TEXT EXTRACT
:::::
4. MTP Powered by the Overlap Scheduler
Since v0.4, overlap scheduler has been serving as the default batch scheduling strategy for SGLang, with its capacity to reach zero CPU overhead through overlapping CPU scheduling with GPU computation. Meanwhile, Multi-token Prediction (MTP) is one of the most popular speculative decoding methods, widely adopted by mainstream models including DeepSeek R1. More details of MTP implementation in SGLang can be found in this blog.


As an effort to combine MTP and overlap scheduler seamlessly, SGLang proposes Spec-V2, which mitigates the synchronization between MTP batches with finely designed message passing and overlapping strategy.
To be specific, Spec-V2 adopts a two-stream design: a forward stream for all the GPU computation, and a schedule stream (here we use term “stream” to emphasize asynchronicity) for CPU operations including result processing, memory deallocation, preparation for the next batch and so on.
To avoid synchronization barriers caused by transferring metadata tensors from device to host, Spec-V2 creates a future tensor map, where the schedule stream first creates the reference of metadata tensors, and only reads them until the last batch materializes them. In this way, the CPU operations can be overlapped with the target verify or draft extend process of the last MTP batch.
Furthermore, we enhanced the support of MTP with overlap scheduler in following parts:
- Compatibility with PD Disaggregation and WideEP, unlocking performance under higher concurrencies.
- Capturing cuda graphs for all stages (draft decode, target verify, draft extend) of MTP forward process, further reducing CPU overhead.
- FP8 quantization of MoE weights in the MTP layer, which works with DeepGemm and DeepEP more smoothly.
Experiments
1. Max Throughput Analysis
To characterize the max throughput of DeepSeek-R1, we measure the maximum achievable TPS under a long-context workload (ISL = 128K, OSL = 8K).

Without MTP, GB300 reaches 226.2 TPS/GPU — 1.53X over GB200 (147.9 TPS/GPU). With long context, the peak throughput is primarily constrained by the decode-side KV cache capacity and memory bandwidth rather than the compute capability; GB300's larger HBM capacity enables higher decode batch size, allowing more requests to remain active without triggering retraction.
With MTP enabled, GB300 sustains 224.2 TPS/GPU versus 169.1 on GB200 (1.33X). Notably, MTP's primary benefit lies in per-user throughput: GB300's TPS/User nearly doubles from 23 to 43 (+87%) while maintaining peak-level TPS/GPU, meaning each user receives significantly faster responses without sacrificing system-wide throughput.
2. Peak Capacity vs. Latency Constraints

To compare GB300 and GB200 under realistic inference usage, we evaluate performance across two representative scenarios:
- High-throughput-oriented scenario (TPS/User = 30–40 for Non-MTP, 40–50 for MTP), where the system is tuned to maximize aggregate throughput and latency constraints are relaxed.
:::::
DATASET
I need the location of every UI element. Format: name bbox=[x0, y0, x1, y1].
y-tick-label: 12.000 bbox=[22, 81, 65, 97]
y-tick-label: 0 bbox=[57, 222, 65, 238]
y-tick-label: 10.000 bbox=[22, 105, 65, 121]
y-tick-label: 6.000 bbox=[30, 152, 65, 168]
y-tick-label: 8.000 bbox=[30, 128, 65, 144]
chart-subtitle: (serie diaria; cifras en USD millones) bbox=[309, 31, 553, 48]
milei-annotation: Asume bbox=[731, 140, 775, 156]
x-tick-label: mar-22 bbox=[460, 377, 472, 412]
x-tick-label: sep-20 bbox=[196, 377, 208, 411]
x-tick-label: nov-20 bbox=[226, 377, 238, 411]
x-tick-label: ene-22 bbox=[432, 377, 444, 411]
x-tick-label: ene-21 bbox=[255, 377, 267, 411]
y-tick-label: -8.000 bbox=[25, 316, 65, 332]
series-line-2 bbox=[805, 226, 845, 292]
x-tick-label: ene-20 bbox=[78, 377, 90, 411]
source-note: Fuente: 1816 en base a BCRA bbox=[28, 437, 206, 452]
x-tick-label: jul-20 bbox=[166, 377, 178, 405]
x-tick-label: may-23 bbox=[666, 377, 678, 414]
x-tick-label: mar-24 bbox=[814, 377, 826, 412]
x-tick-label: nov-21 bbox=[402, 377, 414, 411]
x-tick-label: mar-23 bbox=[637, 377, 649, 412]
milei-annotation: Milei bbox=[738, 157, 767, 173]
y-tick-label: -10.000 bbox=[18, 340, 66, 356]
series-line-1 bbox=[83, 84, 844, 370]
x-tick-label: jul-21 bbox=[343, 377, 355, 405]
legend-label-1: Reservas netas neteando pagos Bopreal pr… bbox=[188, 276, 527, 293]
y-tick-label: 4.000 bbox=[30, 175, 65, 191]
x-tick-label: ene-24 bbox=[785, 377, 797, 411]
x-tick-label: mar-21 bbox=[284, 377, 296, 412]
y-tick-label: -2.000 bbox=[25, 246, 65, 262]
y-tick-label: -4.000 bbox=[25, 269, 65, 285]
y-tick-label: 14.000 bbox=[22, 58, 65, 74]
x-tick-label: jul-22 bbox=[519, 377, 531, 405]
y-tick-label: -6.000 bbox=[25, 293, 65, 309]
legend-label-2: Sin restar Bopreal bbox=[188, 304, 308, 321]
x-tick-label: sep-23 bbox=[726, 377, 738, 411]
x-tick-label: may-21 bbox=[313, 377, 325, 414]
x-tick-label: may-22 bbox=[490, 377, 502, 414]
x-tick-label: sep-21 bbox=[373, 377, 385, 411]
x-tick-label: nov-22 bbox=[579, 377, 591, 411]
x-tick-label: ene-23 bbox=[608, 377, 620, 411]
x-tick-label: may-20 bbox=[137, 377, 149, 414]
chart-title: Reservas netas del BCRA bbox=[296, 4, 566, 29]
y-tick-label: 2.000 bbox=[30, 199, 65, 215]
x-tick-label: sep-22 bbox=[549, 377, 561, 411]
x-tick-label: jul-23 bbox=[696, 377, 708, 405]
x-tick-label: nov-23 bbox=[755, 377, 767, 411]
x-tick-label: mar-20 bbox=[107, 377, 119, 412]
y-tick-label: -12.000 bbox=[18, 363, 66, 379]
:::::
TASK GOAL
Repeat, word for word, the stretch of the passage on MTP and the overlap scheduler that opens with "Furthermore, we enhanced" and closes with "under higher concurrencies.". The material placed after the passage on MTP and the overlap scheduler stands apart from that passage.

WRITTEN REPLY
Furthermore, we enhanced the support of MTP with overlap scheduler in following parts:
- Compatibility with PD Disaggregation and WideEP, unlocking performance under higher concurrencies.